(Stored records)
++++++++++
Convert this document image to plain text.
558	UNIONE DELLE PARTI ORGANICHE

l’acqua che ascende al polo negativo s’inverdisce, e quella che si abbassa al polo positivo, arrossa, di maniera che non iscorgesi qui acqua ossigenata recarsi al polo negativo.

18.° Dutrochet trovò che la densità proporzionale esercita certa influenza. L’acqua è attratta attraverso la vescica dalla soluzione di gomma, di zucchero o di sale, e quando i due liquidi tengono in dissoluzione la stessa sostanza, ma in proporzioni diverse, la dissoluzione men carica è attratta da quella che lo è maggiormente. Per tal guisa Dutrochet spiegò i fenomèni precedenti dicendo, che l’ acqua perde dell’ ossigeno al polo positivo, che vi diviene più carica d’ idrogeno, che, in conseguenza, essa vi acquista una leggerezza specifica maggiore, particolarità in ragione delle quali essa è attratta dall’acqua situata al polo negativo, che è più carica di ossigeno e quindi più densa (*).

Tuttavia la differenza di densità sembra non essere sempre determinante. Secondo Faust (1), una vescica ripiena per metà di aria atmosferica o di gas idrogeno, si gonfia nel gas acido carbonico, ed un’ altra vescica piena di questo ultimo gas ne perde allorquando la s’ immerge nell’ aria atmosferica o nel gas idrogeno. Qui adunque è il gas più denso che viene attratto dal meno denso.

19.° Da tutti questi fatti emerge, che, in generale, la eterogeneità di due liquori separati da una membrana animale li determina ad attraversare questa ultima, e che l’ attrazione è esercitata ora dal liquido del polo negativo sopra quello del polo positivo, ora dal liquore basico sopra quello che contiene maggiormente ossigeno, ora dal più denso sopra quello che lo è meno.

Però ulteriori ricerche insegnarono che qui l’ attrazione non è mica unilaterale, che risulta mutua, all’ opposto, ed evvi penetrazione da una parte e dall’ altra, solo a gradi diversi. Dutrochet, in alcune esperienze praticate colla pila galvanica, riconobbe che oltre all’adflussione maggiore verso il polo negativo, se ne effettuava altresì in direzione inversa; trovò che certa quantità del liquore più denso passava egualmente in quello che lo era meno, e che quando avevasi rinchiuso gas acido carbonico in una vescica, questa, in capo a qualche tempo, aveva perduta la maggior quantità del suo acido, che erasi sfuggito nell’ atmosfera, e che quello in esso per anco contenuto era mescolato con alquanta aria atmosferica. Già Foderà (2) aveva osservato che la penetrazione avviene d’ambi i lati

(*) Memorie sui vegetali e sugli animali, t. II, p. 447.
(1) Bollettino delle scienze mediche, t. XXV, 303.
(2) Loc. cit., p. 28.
++++++++++
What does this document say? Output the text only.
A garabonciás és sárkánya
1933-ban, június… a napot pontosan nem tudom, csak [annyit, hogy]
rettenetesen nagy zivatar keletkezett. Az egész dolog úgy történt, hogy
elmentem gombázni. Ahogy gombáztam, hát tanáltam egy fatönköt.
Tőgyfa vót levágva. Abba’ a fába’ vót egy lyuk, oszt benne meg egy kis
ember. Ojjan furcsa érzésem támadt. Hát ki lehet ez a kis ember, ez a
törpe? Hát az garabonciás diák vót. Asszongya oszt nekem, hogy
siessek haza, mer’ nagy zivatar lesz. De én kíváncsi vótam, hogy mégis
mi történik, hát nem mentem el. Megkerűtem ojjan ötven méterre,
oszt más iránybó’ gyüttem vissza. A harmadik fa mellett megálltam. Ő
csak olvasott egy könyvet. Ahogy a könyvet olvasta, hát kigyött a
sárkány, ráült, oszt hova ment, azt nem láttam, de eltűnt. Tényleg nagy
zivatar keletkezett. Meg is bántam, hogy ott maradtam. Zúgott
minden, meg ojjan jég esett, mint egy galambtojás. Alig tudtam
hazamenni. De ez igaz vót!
++++++++++
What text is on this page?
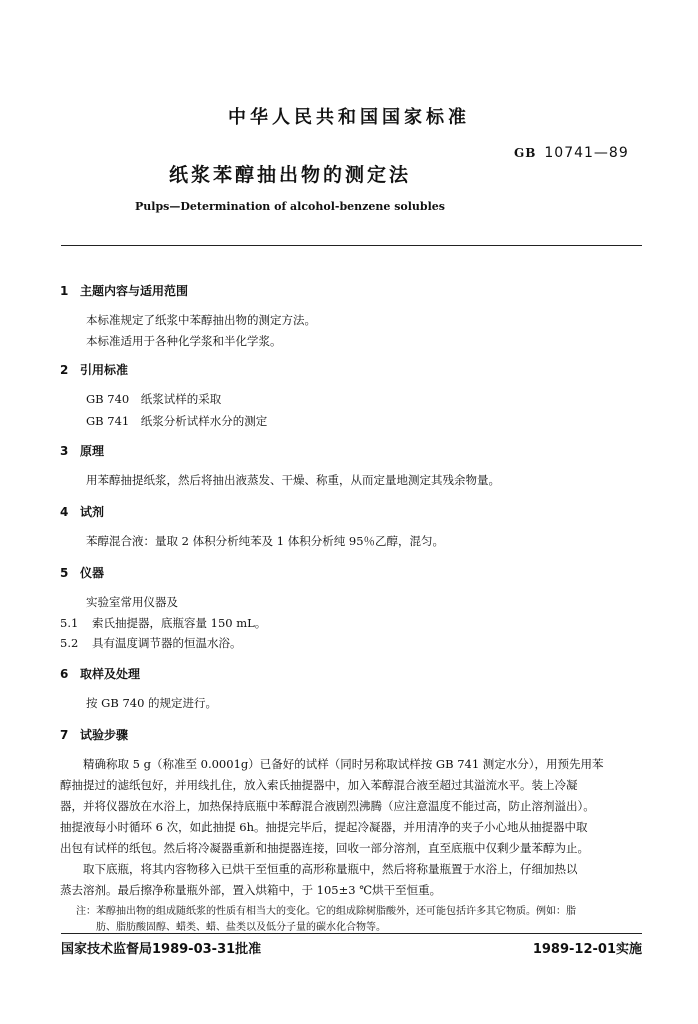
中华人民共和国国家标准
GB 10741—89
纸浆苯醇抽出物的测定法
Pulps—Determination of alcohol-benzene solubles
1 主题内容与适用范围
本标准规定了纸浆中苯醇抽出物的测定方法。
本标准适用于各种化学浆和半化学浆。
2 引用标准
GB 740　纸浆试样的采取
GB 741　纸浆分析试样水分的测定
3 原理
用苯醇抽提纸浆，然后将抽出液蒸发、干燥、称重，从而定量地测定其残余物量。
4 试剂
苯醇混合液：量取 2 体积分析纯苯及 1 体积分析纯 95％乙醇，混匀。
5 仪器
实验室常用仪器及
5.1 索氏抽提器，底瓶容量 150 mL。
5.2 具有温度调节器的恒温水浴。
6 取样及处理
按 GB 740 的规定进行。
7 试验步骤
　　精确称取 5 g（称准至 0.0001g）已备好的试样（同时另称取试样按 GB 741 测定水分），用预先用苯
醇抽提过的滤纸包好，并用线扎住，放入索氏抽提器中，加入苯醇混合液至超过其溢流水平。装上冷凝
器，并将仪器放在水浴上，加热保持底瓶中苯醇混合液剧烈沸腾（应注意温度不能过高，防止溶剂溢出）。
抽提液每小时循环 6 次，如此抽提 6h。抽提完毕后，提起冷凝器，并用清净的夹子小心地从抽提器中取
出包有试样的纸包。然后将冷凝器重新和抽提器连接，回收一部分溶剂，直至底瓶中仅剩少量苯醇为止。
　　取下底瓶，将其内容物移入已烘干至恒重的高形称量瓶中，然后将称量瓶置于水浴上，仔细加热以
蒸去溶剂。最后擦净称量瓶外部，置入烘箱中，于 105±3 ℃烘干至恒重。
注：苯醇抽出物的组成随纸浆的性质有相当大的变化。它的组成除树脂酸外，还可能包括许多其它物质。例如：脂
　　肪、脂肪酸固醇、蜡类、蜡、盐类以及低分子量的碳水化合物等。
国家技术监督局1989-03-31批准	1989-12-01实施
++++++++++
What you need to do: Copy out each line of the listing that holds "csak".

Solution for this task:
1933-ban, június… a napot pontosan nem tudom, csak [annyit, hogy]
csak olvasott egy könyvet. Ahogy a könyvet olvasta, hát kigyött a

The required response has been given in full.